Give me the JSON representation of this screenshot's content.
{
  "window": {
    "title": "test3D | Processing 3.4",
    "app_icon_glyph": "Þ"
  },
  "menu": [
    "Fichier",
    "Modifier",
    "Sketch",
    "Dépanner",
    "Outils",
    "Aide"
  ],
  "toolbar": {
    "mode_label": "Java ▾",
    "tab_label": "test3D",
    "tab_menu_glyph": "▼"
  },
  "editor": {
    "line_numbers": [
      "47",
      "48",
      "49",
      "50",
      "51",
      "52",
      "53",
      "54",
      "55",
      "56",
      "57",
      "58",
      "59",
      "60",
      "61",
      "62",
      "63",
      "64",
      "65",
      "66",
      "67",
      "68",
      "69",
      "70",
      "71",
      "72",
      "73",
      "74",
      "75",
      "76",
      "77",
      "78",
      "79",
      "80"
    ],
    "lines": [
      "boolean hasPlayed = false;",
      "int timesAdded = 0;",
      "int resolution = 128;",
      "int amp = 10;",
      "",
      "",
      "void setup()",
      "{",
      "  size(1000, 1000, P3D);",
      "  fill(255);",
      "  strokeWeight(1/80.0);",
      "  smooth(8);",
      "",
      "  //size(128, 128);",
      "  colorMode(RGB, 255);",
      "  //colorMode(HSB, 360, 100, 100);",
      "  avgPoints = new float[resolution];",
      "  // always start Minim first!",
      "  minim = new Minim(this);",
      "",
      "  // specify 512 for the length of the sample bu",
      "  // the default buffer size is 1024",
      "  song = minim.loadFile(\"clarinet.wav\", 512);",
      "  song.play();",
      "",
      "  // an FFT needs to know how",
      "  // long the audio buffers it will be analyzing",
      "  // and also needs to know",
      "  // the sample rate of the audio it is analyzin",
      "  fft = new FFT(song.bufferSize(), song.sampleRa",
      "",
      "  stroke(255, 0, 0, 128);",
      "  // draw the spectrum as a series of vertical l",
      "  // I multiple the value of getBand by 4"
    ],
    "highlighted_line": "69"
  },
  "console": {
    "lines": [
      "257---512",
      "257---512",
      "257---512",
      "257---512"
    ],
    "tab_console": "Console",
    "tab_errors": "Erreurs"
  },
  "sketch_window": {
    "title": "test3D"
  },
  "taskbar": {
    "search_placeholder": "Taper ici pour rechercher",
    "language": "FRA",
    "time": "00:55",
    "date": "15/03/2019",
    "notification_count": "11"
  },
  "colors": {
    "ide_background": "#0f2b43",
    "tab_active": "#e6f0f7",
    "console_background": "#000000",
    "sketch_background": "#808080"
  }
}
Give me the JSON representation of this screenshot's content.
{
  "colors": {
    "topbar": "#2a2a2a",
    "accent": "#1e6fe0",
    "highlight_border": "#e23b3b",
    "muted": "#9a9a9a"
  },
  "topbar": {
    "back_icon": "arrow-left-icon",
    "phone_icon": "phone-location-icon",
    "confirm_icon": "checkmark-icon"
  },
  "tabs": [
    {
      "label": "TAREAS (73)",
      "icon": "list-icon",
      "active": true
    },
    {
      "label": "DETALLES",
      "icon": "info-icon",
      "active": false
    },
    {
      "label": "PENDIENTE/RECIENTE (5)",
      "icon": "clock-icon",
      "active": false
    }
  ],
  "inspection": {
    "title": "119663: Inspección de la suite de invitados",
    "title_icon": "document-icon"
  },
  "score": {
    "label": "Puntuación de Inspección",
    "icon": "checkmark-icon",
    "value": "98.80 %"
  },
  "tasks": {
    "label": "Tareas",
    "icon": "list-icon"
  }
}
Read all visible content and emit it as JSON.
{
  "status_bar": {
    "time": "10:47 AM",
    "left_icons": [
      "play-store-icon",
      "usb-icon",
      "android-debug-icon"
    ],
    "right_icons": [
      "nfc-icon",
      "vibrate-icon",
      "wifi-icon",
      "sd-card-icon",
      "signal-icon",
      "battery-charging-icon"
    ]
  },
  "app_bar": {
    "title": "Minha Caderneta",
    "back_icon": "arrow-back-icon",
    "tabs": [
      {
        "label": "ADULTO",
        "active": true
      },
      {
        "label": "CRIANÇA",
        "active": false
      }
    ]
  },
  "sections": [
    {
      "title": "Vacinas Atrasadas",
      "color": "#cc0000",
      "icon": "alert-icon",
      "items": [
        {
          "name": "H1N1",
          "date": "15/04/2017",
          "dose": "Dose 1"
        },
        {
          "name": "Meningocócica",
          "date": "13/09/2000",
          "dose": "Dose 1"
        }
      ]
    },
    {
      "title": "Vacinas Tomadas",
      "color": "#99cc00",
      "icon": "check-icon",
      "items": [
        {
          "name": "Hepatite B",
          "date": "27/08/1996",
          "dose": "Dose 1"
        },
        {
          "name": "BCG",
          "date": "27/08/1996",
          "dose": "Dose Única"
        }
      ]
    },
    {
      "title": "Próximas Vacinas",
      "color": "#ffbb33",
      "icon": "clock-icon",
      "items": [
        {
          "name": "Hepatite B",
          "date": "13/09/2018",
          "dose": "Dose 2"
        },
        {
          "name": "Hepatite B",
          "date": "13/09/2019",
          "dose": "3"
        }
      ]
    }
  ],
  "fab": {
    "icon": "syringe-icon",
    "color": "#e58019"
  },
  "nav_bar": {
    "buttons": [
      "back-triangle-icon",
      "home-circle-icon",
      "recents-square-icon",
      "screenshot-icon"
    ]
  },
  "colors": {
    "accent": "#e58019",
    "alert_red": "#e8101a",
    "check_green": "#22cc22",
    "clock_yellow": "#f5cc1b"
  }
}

------------------------------

Given task: Repeat back the data above, exact to the last character.

Response for this exercise:
Give me the JSON representation of this screenshot's content.
{
  "window": {
    "title": "test3D | Processing 3.4",
    "app_icon_glyph": "Þ"
  },
  "menu": [
    "Fichier",
    "Modifier",
    "Sketch",
    "Dépanner",
    "Outils",
    "Aide"
  ],
  "toolbar": {
    "mode_label": "Java ▾",
    "tab_label": "test3D",
    "tab_menu_glyph": "▼"
  },
  "editor": {
    "line_numbers": [
      "47",
      "48",
      "49",
      "50",
      "51",
      "52",
      "53",
      "54",
      "55",
      "56",
      "57",
      "58",
      "59",
      "60",
      "61",
      "62",
      "63",
      "64",
      "65",
      "66",
      "67",
      "68",
      "69",
      "70",
      "71",
      "72",
      "73",
      "74",
      "75",
      "76",
      "77",
      "78",
      "79",
      "80"
    ],
    "lines": [
      "boolean hasPlayed = false;",
      "int timesAdded = 0;",
      "int resolution = 128;",
      "int amp = 10;",
      "",
      "",
      "void setup()",
      "{",
      "  size(1000, 1000, P3D);",
      "  fill(255);",
      "  strokeWeight(1/80.0);",
      "  smooth(8);",
      "",
      "  //size(128, 128);",
      "  colorMode(RGB, 255);",
      "  //colorMode(HSB, 360, 100, 100);",
      "  avgPoints = new float[resolution];",
      "  // always start Minim first!",
      "  minim = new Minim(this);",
      "",
      "  // specify 512 for the length of the sample bu",
      "  // the default buffer size is 1024",
      "  song = minim.loadFile(\"clarinet.wav\", 512);",
      "  song.play();",
      "",
      "  // an FFT needs to know how",
      "  // long the audio buffers it will be analyzing",
      "  // and also needs to know",
      "  // the sample rate of the audio it is analyzin",
      "  fft = new FFT(song.bufferSize(), song.sampleRa",
      "",
      "  stroke(255, 0, 0, 128);",
      "  // draw the spectrum as a series of vertical l",
      "  // I multiple the value of getBand by 4"
    ],
    "highlighted_line": "69"
  },
  "console": {
    "lines": [
      "257---512",
      "257---512",
      "257---512",
      "257---512"
    ],
    "tab_console": "Console",
    "tab_errors": "Erreurs"
  },
  "sketch_window": {
    "title": "test3D"
  },
  "taskbar": {
    "search_placeholder": "Taper ici pour rechercher",
    "language": "FRA",
    "time": "00:55",
    "date": "15/03/2019",
    "notification_count": "11"
  },
  "colors": {
    "ide_background": "#0f2b43",
    "tab_active": "#e6f0f7",
    "console_background": "#000000",
    "sketch_background": "#808080"
  }
}
Give me the JSON representation of this screenshot's content.
{
  "colors": {
    "topbar": "#2a2a2a",
    "accent": "#1e6fe0",
    "highlight_border": "#e23b3b",
    "muted": "#9a9a9a"
  },
  "topbar": {
    "back_icon": "arrow-left-icon",
    "phone_icon": "phone-location-icon",
    "confirm_icon": "checkmark-icon"
  },
  "tabs": [
    {
      "label": "TAREAS (73)",
      "icon": "list-icon",
      "active": true
    },
    {
      "label": "DETALLES",
      "icon": "info-icon",
      "active": false
    },
    {
      "label": "PENDIENTE/RECIENTE (5)",
      "icon": "clock-icon",
      "active": false
    }
  ],
  "inspection": {
    "title": "119663: Inspección de la suite de invitados",
    "title_icon": "document-icon"
  },
  "score": {
    "label": "Puntuación de Inspección",
    "icon": "checkmark-icon",
    "value": "98.80 %"
  },
  "tasks": {
    "label": "Tareas",
    "icon": "list-icon"
  }
}
Read all visible content and emit it as JSON.
{
  "status_bar": {
    "time": "10:47 AM",
    "left_icons": [
      "play-store-icon",
      "usb-icon",
      "android-debug-icon"
    ],
    "right_icons": [
      "nfc-icon",
      "vibrate-icon",
      "wifi-icon",
      "sd-card-icon",
      "signal-icon",
      "battery-charging-icon"
    ]
  },
  "app_bar": {
    "title": "Minha Caderneta",
    "back_icon": "arrow-back-icon",
    "tabs": [
      {
        "label": "ADULTO",
        "active": true
      },
      {
        "label": "CRIANÇA",
        "active": false
      }
    ]
  },
  "sections": [
    {
      "title": "Vacinas Atrasadas",
      "color": "#cc0000",
      "icon": "alert-icon",
      "items": [
        {
          "name": "H1N1",
          "date": "15/04/2017",
          "dose": "Dose 1"
        },
        {
          "name": "Meningocócica",
          "date": "13/09/2000",
          "dose": "Dose 1"
        }
      ]
    },
    {
      "title": "Vacinas Tomadas",
      "color": "#99cc00",
      "icon": "check-icon",
      "items": [
        {
          "name": "Hepatite B",
          "date": "27/08/1996",
          "dose": "Dose 1"
        },
        {
          "name": "BCG",
          "date": "27/08/1996",
          "dose": "Dose Única"
        }
      ]
    },
    {
      "title": "Próximas Vacinas",
      "color": "#ffbb33",
      "icon": "clock-icon",
      "items": [
        {
          "name": "Hepatite B",
          "date": "13/09/2018",
          "dose": "Dose 2"
        },
        {
          "name": "Hepatite B",
          "date": "13/09/2019",
          "dose": "3"
        }
      ]
    }
  ],
  "fab": {
    "icon": "syringe-icon",
    "color": "#e58019"
  },
  "nav_bar": {
    "buttons": [
      "back-triangle-icon",
      "home-circle-icon",
      "recents-square-icon",
      "screenshot-icon"
    ]
  },
  "colors": {
    "accent": "#e58019",
    "alert_red": "#e8101a",
    "check_green": "#22cc22",
    "clock_yellow": "#f5cc1b"
  }
}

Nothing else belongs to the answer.